» SHORT TASK: For each line in the data below that holds "Gooseberry", return a copy.

--- DATA TO USE ---

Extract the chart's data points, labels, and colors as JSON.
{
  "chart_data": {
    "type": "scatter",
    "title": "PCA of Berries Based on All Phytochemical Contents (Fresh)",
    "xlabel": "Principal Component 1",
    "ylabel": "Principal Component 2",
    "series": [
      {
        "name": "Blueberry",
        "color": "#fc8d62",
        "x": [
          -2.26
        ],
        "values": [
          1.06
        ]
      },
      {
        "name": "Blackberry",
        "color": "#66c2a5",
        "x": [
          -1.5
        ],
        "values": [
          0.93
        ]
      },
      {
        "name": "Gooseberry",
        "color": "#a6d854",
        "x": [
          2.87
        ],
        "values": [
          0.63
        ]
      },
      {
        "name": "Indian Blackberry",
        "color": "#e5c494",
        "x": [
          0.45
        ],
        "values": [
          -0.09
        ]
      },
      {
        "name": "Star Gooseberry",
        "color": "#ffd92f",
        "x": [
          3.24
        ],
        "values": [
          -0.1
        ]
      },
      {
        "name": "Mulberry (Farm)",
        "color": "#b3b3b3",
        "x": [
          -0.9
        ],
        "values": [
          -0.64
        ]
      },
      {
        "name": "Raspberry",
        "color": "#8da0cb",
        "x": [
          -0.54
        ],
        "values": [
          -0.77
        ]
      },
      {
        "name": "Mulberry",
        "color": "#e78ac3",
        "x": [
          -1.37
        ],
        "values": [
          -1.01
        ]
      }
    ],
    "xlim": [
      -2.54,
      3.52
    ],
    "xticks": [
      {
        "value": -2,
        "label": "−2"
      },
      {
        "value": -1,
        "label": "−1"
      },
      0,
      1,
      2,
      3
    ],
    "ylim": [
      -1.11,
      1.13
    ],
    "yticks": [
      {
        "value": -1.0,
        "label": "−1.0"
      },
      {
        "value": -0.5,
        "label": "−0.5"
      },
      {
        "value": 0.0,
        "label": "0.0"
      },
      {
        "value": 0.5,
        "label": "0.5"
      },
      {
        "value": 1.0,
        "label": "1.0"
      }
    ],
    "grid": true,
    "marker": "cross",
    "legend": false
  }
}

---
--- DATA TO USE ---

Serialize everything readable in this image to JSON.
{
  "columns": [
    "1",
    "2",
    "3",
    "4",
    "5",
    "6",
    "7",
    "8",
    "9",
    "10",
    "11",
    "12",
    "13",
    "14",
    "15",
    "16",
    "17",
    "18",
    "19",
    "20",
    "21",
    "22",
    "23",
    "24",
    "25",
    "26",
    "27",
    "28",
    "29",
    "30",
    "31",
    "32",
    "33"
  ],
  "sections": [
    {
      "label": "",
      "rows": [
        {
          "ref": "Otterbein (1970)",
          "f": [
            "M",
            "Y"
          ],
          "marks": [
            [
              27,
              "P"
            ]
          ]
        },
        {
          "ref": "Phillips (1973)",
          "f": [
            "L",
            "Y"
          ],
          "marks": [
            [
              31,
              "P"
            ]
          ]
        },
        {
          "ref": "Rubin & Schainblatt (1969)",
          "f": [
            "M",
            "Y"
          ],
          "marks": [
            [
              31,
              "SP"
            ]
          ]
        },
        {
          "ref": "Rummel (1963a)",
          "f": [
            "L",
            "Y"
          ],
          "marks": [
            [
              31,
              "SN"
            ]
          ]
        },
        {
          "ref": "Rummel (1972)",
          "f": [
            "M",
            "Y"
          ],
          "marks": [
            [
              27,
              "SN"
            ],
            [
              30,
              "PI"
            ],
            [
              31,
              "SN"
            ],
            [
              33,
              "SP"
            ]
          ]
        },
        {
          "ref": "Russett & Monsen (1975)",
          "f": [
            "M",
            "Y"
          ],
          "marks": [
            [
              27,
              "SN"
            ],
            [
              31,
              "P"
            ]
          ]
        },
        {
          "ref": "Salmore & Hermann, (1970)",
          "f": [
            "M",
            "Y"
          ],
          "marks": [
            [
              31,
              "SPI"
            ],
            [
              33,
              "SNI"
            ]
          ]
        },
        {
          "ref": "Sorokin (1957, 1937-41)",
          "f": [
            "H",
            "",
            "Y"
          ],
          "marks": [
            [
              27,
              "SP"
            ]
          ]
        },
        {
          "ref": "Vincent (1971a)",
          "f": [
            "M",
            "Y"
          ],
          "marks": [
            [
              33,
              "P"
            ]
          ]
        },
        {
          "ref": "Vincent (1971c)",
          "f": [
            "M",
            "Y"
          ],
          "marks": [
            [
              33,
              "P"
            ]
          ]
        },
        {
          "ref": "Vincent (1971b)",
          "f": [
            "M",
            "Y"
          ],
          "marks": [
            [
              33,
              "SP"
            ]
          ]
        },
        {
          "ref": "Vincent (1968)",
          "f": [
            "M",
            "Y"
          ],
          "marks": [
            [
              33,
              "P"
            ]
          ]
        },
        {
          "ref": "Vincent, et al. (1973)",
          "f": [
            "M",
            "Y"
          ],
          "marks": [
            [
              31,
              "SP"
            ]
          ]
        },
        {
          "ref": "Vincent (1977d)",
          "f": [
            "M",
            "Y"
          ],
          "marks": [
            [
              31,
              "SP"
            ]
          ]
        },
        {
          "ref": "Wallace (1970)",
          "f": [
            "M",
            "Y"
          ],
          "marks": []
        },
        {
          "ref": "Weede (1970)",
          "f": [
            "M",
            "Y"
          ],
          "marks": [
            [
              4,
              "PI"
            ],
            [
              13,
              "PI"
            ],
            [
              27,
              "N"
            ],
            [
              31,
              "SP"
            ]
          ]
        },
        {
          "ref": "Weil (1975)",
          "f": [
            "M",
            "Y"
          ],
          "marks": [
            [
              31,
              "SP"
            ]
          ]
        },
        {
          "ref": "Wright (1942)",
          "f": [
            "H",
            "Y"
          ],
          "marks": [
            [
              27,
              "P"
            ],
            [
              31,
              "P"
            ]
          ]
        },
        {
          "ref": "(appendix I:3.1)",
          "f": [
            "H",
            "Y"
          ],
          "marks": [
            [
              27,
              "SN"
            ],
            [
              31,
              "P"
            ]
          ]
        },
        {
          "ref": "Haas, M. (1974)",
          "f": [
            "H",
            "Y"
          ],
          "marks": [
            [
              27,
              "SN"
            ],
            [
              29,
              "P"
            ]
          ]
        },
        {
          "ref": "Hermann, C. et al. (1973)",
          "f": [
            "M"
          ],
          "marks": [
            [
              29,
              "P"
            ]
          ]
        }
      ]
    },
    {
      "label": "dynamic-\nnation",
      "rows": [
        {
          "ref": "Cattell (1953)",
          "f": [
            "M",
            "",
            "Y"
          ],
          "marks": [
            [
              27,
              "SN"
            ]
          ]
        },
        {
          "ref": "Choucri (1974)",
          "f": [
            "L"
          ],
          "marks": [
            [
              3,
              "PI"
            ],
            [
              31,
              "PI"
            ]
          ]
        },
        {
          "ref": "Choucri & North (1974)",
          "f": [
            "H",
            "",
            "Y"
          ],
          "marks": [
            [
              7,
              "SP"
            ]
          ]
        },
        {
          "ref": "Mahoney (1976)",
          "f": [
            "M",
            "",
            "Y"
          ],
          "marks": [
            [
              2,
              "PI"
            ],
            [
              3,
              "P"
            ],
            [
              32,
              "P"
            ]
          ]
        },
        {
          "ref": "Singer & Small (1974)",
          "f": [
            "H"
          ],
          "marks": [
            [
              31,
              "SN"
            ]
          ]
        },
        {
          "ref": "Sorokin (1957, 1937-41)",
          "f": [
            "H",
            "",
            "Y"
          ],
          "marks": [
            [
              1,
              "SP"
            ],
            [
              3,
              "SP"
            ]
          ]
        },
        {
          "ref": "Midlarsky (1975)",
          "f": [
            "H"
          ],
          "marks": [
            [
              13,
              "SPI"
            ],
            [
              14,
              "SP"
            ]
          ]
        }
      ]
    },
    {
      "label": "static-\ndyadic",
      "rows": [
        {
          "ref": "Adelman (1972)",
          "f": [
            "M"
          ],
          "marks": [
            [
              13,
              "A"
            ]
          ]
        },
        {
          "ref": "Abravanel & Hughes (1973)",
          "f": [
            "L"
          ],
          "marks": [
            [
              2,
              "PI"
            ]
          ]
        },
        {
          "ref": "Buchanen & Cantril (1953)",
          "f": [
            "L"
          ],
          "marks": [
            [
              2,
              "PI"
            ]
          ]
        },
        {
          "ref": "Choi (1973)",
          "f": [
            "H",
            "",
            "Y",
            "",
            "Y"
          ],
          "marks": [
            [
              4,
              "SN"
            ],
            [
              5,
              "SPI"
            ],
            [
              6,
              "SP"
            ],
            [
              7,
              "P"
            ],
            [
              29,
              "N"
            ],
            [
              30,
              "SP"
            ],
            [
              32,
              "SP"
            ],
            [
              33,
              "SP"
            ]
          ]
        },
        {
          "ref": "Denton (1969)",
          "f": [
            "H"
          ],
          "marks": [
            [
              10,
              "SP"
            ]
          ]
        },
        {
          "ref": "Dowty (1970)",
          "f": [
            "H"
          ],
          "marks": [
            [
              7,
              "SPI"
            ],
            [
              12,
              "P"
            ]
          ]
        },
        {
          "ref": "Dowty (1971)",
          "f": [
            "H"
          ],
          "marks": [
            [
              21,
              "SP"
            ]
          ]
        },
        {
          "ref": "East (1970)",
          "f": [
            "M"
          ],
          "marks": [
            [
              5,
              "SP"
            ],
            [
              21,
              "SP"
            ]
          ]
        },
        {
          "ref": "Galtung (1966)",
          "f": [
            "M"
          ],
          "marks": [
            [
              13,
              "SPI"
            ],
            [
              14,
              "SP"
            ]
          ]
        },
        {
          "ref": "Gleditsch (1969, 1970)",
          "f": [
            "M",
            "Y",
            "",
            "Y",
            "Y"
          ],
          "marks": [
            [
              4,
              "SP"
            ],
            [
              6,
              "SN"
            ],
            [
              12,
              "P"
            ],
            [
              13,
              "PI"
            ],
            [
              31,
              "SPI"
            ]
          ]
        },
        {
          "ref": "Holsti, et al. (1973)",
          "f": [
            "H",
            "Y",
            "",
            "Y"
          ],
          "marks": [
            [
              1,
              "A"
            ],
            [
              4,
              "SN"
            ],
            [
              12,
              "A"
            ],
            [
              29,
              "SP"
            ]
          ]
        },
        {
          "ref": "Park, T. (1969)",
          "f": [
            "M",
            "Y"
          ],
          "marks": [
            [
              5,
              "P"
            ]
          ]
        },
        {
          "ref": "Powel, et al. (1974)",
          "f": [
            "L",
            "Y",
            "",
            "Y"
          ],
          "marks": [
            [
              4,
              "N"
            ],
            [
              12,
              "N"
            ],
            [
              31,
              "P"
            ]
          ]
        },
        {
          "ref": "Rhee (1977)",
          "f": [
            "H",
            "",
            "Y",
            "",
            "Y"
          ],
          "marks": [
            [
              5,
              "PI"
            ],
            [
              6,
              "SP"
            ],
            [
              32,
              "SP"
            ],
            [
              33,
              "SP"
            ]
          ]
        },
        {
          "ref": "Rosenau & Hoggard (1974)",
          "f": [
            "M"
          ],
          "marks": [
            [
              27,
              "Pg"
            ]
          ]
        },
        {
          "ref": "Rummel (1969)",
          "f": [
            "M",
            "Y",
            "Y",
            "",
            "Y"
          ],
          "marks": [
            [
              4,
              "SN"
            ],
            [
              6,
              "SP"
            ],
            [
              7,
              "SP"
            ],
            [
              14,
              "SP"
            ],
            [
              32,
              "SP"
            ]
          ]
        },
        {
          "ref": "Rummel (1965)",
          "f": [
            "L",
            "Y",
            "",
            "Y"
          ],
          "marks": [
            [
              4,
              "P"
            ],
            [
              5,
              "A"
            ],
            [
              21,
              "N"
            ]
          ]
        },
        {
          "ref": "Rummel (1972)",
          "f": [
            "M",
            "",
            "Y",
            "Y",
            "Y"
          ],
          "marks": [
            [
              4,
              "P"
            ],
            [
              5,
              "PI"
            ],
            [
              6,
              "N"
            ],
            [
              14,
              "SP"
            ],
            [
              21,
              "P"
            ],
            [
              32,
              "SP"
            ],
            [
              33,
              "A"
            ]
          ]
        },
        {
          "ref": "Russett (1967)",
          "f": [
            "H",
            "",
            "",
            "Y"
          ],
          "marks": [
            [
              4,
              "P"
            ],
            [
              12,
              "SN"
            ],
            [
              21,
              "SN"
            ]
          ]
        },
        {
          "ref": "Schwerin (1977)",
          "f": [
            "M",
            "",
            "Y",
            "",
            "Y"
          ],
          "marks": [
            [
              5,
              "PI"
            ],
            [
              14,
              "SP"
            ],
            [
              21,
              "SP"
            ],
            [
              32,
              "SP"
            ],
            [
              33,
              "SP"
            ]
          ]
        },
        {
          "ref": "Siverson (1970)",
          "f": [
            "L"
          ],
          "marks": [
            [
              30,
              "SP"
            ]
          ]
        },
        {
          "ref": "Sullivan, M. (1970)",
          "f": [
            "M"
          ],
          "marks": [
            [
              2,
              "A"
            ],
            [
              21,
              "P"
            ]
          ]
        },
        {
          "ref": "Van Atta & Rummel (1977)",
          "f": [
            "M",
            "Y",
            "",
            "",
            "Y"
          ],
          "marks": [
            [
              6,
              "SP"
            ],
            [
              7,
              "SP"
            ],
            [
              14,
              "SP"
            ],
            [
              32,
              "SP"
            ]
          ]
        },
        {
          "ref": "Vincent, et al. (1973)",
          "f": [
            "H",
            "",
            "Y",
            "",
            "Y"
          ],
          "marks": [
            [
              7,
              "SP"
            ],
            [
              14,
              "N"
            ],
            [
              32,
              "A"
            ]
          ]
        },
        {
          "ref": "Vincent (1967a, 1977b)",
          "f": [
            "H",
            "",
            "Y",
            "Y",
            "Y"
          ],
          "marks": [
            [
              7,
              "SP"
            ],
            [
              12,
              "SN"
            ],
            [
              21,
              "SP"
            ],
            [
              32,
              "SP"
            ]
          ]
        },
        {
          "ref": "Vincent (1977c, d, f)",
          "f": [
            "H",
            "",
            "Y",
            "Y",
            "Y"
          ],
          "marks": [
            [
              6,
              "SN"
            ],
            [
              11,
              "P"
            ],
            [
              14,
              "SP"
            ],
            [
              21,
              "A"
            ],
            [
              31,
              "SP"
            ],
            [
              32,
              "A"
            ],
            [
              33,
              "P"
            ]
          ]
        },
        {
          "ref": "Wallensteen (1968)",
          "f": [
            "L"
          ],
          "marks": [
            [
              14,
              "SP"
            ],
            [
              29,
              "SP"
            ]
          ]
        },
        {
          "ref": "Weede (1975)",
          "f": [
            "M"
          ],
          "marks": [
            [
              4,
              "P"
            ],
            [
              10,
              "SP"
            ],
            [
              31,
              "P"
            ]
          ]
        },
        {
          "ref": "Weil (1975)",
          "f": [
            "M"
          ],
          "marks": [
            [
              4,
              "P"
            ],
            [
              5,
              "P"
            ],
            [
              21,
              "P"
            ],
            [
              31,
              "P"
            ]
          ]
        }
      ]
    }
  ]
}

---

» FULL OUTPUT:
        "name": "Gooseberry",
        "name": "Star Gooseberry",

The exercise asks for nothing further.